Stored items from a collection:
>> START

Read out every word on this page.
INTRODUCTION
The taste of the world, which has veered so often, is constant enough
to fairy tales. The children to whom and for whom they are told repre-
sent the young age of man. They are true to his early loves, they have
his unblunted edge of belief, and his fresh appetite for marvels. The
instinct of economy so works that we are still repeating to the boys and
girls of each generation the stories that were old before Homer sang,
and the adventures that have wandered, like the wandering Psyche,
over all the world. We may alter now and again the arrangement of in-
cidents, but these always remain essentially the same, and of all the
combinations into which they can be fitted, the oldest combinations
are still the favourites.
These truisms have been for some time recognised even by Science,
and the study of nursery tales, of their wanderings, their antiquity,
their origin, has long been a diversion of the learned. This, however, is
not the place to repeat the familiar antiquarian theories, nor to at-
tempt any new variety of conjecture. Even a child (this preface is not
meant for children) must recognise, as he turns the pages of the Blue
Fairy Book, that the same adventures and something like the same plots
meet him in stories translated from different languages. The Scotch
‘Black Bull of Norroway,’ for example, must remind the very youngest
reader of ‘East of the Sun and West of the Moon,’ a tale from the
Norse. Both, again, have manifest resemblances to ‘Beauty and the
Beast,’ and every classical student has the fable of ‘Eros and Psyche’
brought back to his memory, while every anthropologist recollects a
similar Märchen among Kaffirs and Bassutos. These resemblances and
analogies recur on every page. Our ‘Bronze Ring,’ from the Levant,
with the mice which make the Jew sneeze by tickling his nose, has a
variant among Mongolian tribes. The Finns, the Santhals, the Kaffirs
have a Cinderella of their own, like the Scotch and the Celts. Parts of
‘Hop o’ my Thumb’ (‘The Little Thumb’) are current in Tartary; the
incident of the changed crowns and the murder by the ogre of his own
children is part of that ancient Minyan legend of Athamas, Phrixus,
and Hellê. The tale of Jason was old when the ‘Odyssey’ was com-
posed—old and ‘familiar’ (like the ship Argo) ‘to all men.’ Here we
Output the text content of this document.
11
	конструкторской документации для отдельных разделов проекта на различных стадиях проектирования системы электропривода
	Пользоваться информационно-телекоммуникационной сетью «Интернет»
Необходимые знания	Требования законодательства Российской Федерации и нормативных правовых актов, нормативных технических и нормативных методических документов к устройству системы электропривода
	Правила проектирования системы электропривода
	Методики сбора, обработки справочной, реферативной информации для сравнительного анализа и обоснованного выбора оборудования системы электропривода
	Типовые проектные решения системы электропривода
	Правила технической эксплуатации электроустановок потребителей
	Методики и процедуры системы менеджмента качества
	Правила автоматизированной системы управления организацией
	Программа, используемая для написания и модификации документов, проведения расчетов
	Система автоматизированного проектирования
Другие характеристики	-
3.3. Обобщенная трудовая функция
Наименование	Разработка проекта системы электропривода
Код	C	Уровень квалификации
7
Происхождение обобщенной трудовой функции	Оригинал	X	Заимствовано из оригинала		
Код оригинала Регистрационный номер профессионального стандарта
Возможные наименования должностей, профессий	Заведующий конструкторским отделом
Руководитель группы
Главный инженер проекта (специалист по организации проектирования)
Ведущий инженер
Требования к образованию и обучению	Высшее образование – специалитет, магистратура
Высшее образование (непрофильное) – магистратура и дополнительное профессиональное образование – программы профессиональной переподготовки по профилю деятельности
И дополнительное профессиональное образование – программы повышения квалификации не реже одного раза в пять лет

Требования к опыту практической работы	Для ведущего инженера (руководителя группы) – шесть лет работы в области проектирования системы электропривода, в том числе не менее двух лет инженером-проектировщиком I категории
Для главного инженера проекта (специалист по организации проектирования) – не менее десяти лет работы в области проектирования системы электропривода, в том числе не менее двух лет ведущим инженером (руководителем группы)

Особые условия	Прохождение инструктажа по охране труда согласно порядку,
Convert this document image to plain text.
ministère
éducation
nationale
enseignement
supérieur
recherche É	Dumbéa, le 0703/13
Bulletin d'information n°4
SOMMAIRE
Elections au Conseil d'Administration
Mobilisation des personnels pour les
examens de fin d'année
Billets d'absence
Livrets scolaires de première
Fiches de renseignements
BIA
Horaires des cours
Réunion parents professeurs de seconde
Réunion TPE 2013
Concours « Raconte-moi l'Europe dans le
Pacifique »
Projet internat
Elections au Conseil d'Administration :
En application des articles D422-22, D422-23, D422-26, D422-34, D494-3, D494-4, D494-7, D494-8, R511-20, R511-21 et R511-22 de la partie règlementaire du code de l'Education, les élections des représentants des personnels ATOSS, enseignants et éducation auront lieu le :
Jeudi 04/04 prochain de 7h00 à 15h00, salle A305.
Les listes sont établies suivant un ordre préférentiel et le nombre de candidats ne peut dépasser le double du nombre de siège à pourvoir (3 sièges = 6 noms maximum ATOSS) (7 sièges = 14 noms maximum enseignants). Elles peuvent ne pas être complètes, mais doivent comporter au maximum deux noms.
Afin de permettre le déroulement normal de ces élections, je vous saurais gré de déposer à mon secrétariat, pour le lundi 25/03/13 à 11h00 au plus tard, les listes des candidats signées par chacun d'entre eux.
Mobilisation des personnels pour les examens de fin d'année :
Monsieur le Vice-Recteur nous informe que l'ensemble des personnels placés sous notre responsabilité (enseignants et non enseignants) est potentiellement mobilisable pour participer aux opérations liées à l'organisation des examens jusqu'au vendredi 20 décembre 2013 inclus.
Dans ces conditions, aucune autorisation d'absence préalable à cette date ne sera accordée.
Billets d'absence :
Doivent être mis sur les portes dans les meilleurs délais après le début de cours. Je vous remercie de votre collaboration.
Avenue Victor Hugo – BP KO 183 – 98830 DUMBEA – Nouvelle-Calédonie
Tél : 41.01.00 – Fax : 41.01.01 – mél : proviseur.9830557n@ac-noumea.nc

>> END

=== PROMPT ===
For the data above, state only how many lines include the word "программы".

=== COMPLETED TASK ===
2